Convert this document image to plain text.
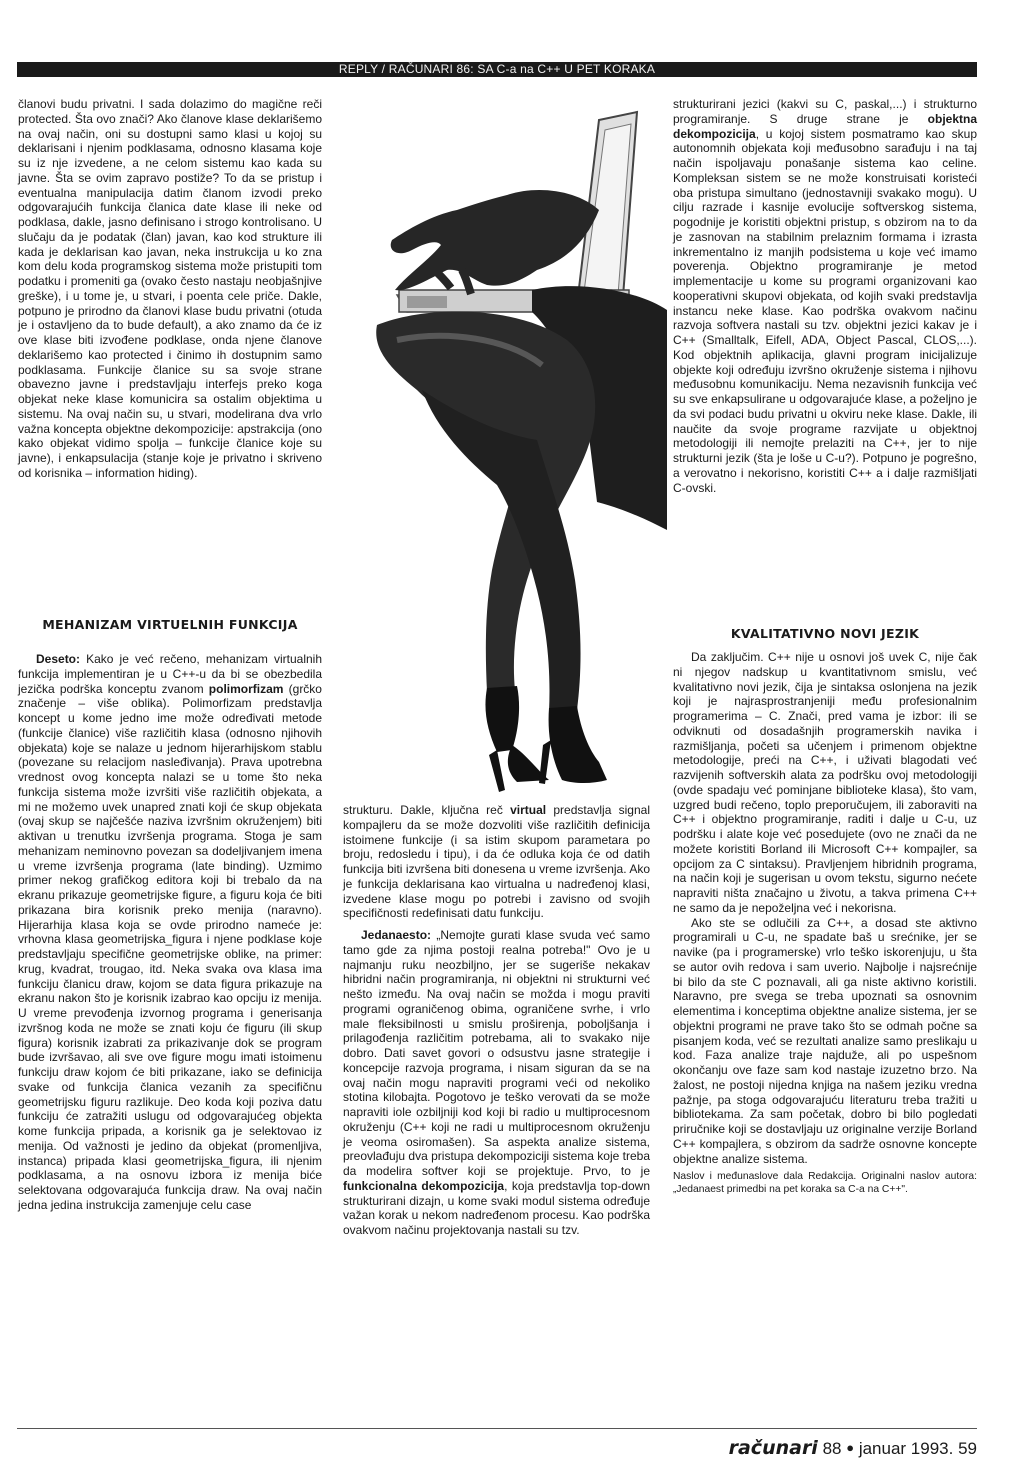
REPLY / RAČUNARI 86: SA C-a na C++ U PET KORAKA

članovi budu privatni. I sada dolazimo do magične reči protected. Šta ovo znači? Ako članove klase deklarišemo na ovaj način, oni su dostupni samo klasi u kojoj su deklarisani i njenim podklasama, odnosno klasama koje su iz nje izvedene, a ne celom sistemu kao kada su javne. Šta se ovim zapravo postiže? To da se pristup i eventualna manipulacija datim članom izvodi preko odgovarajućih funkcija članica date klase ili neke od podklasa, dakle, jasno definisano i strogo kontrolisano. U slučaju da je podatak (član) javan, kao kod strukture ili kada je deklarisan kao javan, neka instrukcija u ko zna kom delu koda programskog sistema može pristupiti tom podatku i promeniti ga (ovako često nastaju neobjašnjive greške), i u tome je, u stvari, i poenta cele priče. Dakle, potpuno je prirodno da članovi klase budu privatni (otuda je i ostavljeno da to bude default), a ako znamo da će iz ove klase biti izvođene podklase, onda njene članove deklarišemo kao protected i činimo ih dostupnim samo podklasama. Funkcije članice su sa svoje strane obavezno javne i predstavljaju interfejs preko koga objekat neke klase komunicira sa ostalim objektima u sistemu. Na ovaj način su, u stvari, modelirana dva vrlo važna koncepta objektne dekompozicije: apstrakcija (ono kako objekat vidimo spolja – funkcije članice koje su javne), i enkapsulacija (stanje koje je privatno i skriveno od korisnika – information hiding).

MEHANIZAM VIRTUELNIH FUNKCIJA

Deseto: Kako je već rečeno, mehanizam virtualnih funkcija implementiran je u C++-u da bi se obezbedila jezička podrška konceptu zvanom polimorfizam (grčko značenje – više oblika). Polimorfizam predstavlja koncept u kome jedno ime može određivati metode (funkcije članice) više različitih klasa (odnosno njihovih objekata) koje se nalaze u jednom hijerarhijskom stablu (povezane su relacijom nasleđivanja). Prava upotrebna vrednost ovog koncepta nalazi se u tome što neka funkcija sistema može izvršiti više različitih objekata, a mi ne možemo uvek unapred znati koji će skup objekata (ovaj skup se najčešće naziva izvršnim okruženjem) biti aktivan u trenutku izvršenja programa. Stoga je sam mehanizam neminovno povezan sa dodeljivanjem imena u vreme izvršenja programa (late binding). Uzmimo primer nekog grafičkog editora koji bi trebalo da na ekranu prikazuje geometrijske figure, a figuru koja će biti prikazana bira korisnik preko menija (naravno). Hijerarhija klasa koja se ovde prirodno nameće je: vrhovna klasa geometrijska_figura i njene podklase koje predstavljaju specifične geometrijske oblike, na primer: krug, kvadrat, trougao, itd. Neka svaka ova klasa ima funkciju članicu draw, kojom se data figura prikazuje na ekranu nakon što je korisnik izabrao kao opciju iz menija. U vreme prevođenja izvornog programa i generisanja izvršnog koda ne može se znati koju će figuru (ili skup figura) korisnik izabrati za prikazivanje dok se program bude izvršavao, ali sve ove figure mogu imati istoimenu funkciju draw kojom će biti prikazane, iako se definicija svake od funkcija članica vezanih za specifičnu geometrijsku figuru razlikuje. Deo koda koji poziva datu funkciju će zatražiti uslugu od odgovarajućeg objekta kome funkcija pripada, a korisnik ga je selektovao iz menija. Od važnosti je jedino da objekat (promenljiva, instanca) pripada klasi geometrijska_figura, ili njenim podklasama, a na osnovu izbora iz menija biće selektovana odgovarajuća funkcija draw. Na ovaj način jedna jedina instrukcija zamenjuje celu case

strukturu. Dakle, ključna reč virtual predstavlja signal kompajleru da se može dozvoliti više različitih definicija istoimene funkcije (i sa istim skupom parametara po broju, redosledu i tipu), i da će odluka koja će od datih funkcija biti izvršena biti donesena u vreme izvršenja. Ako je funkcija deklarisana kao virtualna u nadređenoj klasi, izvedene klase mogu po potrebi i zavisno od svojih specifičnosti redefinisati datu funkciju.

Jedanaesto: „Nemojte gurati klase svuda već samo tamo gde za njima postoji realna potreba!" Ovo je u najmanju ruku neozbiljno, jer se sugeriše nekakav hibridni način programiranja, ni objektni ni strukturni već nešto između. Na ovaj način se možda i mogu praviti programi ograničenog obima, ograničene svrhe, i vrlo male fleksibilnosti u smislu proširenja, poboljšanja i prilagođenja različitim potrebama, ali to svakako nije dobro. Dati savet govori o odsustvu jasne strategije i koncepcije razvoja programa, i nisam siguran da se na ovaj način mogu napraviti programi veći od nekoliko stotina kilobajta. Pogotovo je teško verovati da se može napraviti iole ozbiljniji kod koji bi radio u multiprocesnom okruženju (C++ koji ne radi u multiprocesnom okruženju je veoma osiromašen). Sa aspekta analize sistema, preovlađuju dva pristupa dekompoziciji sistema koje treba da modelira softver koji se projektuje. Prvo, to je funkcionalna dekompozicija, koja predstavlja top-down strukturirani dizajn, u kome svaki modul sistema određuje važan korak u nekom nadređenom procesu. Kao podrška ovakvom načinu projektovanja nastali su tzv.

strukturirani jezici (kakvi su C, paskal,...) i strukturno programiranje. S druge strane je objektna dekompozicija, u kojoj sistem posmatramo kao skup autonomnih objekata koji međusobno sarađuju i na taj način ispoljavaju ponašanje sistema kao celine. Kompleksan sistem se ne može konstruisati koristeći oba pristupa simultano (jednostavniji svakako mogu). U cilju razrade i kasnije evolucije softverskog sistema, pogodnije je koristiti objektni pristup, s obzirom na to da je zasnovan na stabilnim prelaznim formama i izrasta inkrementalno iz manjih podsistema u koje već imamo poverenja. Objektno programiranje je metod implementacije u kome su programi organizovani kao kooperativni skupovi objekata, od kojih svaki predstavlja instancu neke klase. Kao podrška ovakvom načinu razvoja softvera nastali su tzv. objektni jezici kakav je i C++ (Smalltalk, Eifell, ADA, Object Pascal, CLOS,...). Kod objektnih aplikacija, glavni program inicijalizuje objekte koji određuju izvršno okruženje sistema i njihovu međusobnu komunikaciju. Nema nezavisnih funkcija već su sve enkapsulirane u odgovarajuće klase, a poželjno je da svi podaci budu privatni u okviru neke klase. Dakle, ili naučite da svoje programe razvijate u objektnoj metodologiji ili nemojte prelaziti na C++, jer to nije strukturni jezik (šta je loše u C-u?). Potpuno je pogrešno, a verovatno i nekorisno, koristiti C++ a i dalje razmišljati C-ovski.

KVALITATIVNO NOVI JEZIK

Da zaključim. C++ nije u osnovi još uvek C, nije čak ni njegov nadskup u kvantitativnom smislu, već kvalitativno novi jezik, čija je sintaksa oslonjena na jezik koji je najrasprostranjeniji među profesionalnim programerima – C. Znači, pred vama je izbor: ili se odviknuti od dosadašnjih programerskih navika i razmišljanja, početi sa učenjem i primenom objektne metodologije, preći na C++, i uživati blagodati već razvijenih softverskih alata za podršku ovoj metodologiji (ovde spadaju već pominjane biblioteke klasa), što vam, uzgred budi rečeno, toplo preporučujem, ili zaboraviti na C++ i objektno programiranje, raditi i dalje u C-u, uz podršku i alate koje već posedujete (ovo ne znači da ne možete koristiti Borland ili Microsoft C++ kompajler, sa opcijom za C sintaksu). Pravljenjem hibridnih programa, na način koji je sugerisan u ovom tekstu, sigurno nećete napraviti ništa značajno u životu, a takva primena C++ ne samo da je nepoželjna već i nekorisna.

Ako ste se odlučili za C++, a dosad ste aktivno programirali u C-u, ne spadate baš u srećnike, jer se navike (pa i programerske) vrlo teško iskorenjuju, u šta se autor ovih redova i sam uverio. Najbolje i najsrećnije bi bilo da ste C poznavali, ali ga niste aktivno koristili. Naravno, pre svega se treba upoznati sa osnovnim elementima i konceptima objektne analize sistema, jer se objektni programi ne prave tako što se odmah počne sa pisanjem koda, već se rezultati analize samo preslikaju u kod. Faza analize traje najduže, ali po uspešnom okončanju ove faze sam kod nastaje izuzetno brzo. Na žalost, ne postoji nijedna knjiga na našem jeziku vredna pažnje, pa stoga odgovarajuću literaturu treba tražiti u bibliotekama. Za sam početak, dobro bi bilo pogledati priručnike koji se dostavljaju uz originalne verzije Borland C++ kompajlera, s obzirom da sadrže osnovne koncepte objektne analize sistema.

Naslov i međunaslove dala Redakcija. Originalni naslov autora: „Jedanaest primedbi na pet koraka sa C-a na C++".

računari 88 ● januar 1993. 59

______________________________

_WHAT TO PRODUCE_. Gather each line from the entries above that includes the word "obzirom".

_OUTPUT OF THE TASK_.
strukturirani jezici (kakvi su C, paskal,...) i strukturno programiranje. S druge strane je objektna dekompozicija, u kojoj sistem posmatramo kao skup autonomnih objekata koji međusobno sarađuju i na taj način ispoljavaju ponašanje sistema kao celine. Kompleksan sistem se ne može konstruisati koristeći oba pristupa simultano (jednostavniji svakako mogu). U cilju razrade i kasnije evolucije softverskog sistema, pogodnije je koristiti objektni pristup, s obzirom na to da je zasnovan na stabilnim prelaznim formama i izrasta inkrementalno iz manjih podsistema u koje već imamo poverenja. Objektno programiranje je metod implementacije u kome su programi organizovani kao kooperativni skupovi objekata, od kojih svaki predstavlja instancu neke klase. Kao podrška ovakvom načinu razvoja softvera nastali su tzv. objektni jezici kakav je i C++ (Smalltalk, Eifell, ADA, Object Pascal, CLOS,...). Kod objektnih aplikacija, glavni program inicijalizuje objekte koji određuju izvršno okruženje sistema i njihovu međusobnu komunikaciju. Nema nezavisnih funkcija već su sve enkapsulirane u odgovarajuće klase, a poželjno je da svi podaci budu privatni u okviru neke klase. Dakle, ili naučite da svoje programe razvijate u objektnoj metodologiji ili nemojte prelaziti na C++, jer to nije strukturni jezik (šta je loše u C-u?). Potpuno je pogrešno, a verovatno i nekorisno, koristiti C++ a i dalje razmišljati C-ovski.
Ako ste se odlučili za C++, a dosad ste aktivno programirali u C-u, ne spadate baš u srećnike, jer se navike (pa i programerske) vrlo teško iskorenjuju, u šta se autor ovih redova i sam uverio. Najbolje i najsrećnije bi bilo da ste C poznavali, ali ga niste aktivno koristili. Naravno, pre svega se treba upoznati sa osnovnim elementima i konceptima objektne analize sistema, jer se objektni programi ne prave tako što se odmah počne sa pisanjem koda, već se rezultati analize samo preslikaju u kod. Faza analize traje najduže, ali po uspešnom okončanju ove faze sam kod nastaje izuzetno brzo. Na žalost, ne postoji nijedna knjiga na našem jeziku vredna pažnje, pa stoga odgovarajuću literaturu treba tražiti u bibliotekama. Za sam početak, dobro bi bilo pogledati priručnike koji se dostavljaju uz originalne verzije Borland C++ kompajlera, s obzirom da sadrže osnovne koncepte objektne analize sistema.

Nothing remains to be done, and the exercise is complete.